** Begin Page extract **
Welcome to our British Values Page
100 years ago the First World War ended, and a new world began. The example and experience of those who lived through it shaped the world we live in today. In 2018 The Royal British Legion is leading the nation in saying Thank You to all who served, sacrificed and changed our world.
As a school we will be joining the Nation in saying ' THANK YOU'.
Learning Journey - Remembrance Day: 100th Anniversary of the end of WWI
- To develop a deeper understanding of Remembrance Day, including how this affects our society today.
- To empathise with the plight of the soldiers, who served in The Great War through exploration of a range of media such as photographs, films, war diaries and accounts written during and after the war.
- To localise understanding by researching the war profile of a past resident of the Sandal Parish exploring the impact on his life and those around him.
- To explore the war poetry of John McCrae and Wilfred Owen, developing insight into the experiences of soldiers at the time.
- To respond creatively though art and poetry, as we develop our wider knowledge and understanding of these events.
- To make comparisons between our class text, One Boy’s War and Dulce et Decorum Est depicting the horrors of warfare, and through this recognising the many versions of truth that can be represented in literature.
- To acknowledge the contributions of the many ethnicities of people, who fought in The Great War in defence of our country and how this impacts on our society today.
REMEMBRANCE DAY: 100TH ANNIVERSARY
11TH NOVEMBER 2018
In order to prepare for composing our class poem, dedicated to those who lost their lives during The Great War of 1914-1918, we explored the poems of Wilfred Owen (Dulce et Decorum Est), John McCrae (In Flanders’ Fields) and our class text, One Boy’s War by Lynne Huggins-Cooper. Following this, we then created our own tribute to these brave individuals, who gave their lives so that we could remain free. In addition, we also produced our own unique poppies, using a range of media, in honour of specific servicemen, whose names are inscribed upon St Helen’s church memorial. Finally, we researched a local hero of Manygates Park, Lieutenant Joseph Senior, 45 Squadron, Royal Flying Corps, who died of his wounds aged 24 on 9th May 1917.
Remembrance by 5JS
In grainy old film clips, you see us suffering,
Bent double, old before our time,
Legs shaking with fear,
Torrents of yellow, soupy water soak us as we trudge,
Many men, bootless and injured, limping towards certain death,
We’re all shocked and blind from the sights that we see,
Remember our bravery,
Remember our names.
On gravestones, you see our names,
Rats the size of cats scampering over us as we sleep,
Bodies crawling and twitching from lice and fear,
The fighting, a thunderstorm that never ends,
Gunfire, like a dozen angry hornets but with a far deadlier sting,
Screaming bullets whistling past our ears
Remember our faces,
Remember our names.
** End Page extract **
** Begin Dataset excerpts **
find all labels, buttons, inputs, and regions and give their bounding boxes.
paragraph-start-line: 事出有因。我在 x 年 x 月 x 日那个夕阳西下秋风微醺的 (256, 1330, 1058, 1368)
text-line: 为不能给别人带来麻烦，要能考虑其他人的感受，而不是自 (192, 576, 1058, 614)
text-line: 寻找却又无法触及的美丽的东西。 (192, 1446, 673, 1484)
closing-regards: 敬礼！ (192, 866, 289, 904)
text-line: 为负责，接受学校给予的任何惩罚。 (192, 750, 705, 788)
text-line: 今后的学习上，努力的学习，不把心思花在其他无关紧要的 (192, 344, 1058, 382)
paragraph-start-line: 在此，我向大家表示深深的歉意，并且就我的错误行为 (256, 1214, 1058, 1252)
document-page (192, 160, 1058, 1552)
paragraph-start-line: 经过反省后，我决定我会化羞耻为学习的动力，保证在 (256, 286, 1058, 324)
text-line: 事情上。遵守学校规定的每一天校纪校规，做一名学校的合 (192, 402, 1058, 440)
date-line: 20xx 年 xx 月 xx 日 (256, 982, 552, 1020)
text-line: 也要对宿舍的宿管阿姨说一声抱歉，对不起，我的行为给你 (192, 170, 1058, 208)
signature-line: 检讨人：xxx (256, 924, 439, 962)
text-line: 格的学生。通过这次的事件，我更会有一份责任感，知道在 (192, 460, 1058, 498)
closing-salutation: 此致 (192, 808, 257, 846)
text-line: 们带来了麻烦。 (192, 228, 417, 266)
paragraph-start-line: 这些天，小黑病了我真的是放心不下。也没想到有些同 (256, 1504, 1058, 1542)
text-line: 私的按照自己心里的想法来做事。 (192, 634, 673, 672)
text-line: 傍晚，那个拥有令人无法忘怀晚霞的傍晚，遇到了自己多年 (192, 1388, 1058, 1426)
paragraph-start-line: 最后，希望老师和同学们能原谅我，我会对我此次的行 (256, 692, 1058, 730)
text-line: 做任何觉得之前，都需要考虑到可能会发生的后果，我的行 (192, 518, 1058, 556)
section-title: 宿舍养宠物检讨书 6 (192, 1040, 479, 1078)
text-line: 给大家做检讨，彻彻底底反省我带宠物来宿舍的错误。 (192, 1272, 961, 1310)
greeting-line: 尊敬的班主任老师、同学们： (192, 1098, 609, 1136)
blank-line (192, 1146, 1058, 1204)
** End Dataset excerpts **
> [Goal of the exercise]: Rewrite the passage of the Remembrance Day page starting with "Welcome to our" and going on through "after the war.", putting "servicemen" in place of "soldiers".

> [Solution to this problem]:
Welcome to our British Values Page
100 years ago the First World War ended, and a new world began. The example and experience of those who lived through it shaped the world we live in today. In 2018 The Royal British Legion is leading the nation in saying Thank You to all who served, sacrificed and changed our world.
As a school we will be joining the Nation in saying ' THANK YOU'.
Learning Journey - Remembrance Day: 100th Anniversary of the end of WWI
- To develop a deeper understanding of Remembrance Day, including how this affects our society today.
- To empathise with the plight of the servicemen, who served in The Great War through exploration of a range of media such as photographs, films, war diaries and accounts written during and after the war.